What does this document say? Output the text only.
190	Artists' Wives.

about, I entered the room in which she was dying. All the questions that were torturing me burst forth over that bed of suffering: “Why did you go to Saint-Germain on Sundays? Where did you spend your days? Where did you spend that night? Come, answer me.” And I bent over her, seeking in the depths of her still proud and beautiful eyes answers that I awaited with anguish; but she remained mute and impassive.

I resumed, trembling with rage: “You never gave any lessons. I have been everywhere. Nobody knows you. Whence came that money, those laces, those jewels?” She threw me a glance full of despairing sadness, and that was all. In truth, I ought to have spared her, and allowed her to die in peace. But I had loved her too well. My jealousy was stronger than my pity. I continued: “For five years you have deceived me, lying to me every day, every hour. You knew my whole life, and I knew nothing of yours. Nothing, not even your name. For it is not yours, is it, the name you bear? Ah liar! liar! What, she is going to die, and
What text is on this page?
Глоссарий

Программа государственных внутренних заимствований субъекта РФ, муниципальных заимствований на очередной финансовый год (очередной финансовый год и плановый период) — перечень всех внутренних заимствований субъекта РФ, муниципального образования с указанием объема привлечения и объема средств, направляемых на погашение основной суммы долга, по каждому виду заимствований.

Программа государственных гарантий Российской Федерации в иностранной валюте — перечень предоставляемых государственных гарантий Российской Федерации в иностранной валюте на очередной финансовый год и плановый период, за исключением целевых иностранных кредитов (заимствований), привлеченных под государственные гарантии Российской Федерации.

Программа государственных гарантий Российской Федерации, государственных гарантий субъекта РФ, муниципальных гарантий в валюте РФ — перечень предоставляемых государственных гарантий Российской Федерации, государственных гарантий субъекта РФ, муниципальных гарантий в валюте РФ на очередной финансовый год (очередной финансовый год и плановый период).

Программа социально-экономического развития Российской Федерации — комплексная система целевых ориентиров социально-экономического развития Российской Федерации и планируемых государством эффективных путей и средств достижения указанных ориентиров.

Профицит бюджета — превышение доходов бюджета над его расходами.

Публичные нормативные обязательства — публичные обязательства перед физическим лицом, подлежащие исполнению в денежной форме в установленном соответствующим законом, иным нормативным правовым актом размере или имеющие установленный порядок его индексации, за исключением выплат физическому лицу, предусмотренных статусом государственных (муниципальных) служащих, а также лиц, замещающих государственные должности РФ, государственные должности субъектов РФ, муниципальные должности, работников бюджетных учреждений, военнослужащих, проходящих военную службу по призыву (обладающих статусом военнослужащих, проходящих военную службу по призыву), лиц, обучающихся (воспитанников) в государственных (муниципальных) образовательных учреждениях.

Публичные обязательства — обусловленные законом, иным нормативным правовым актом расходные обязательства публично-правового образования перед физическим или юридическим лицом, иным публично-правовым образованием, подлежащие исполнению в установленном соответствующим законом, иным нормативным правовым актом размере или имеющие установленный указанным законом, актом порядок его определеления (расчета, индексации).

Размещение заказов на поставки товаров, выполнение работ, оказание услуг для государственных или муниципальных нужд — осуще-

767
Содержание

-------------------------

§ What you need to do: Your task is to transcribe the material exactly.

§ Task output:
What does this document say? Output the text only.
190	Artists' Wives.

about, I entered the room in which she was dying. All the questions that were torturing me burst forth over that bed of suffering: “Why did you go to Saint-Germain on Sundays? Where did you spend your days? Where did you spend that night? Come, answer me.” And I bent over her, seeking in the depths of her still proud and beautiful eyes answers that I awaited with anguish; but she remained mute and impassive.

I resumed, trembling with rage: “You never gave any lessons. I have been everywhere. Nobody knows you. Whence came that money, those laces, those jewels?” She threw me a glance full of despairing sadness, and that was all. In truth, I ought to have spared her, and allowed her to die in peace. But I had loved her too well. My jealousy was stronger than my pity. I continued: “For five years you have deceived me, lying to me every day, every hour. You knew my whole life, and I knew nothing of yours. Nothing, not even your name. For it is not yours, is it, the name you bear? Ah liar! liar! What, she is going to die, and
What text is on this page?
Глоссарий

Программа государственных внутренних заимствований субъекта РФ, муниципальных заимствований на очередной финансовый год (очередной финансовый год и плановый период) — перечень всех внутренних заимствований субъекта РФ, муниципального образования с указанием объема привлечения и объема средств, направляемых на погашение основной суммы долга, по каждому виду заимствований.

Программа государственных гарантий Российской Федерации в иностранной валюте — перечень предоставляемых государственных гарантий Российской Федерации в иностранной валюте на очередной финансовый год и плановый период, за исключением целевых иностранных кредитов (заимствований), привлеченных под государственные гарантии Российской Федерации.

Программа государственных гарантий Российской Федерации, государственных гарантий субъекта РФ, муниципальных гарантий в валюте РФ — перечень предоставляемых государственных гарантий Российской Федерации, государственных гарантий субъекта РФ, муниципальных гарантий в валюте РФ на очередной финансовый год (очередной финансовый год и плановый период).

Программа социально-экономического развития Российской Федерации — комплексная система целевых ориентиров социально-экономического развития Российской Федерации и планируемых государством эффективных путей и средств достижения указанных ориентиров.

Профицит бюджета — превышение доходов бюджета над его расходами.

Публичные нормативные обязательства — публичные обязательства перед физическим лицом, подлежащие исполнению в денежной форме в установленном соответствующим законом, иным нормативным правовым актом размере или имеющие установленный порядок его индексации, за исключением выплат физическому лицу, предусмотренных статусом государственных (муниципальных) служащих, а также лиц, замещающих государственные должности РФ, государственные должности субъектов РФ, муниципальные должности, работников бюджетных учреждений, военнослужащих, проходящих военную службу по призыву (обладающих статусом военнослужащих, проходящих военную службу по призыву), лиц, обучающихся (воспитанников) в государственных (муниципальных) образовательных учреждениях.

Публичные обязательства — обусловленные законом, иным нормативным правовым актом расходные обязательства публично-правового образования перед физическим или юридическим лицом, иным публично-правовым образованием, подлежащие исполнению в установленном соответствующим законом, иным нормативным правовым актом размере или имеющие установленный указанным законом, актом порядок его определеления (расчета, индексации).

Размещение заказов на поставки товаров, выполнение работ, оказание услуг для государственных или муниципальных нужд — осуще-

767
Содержание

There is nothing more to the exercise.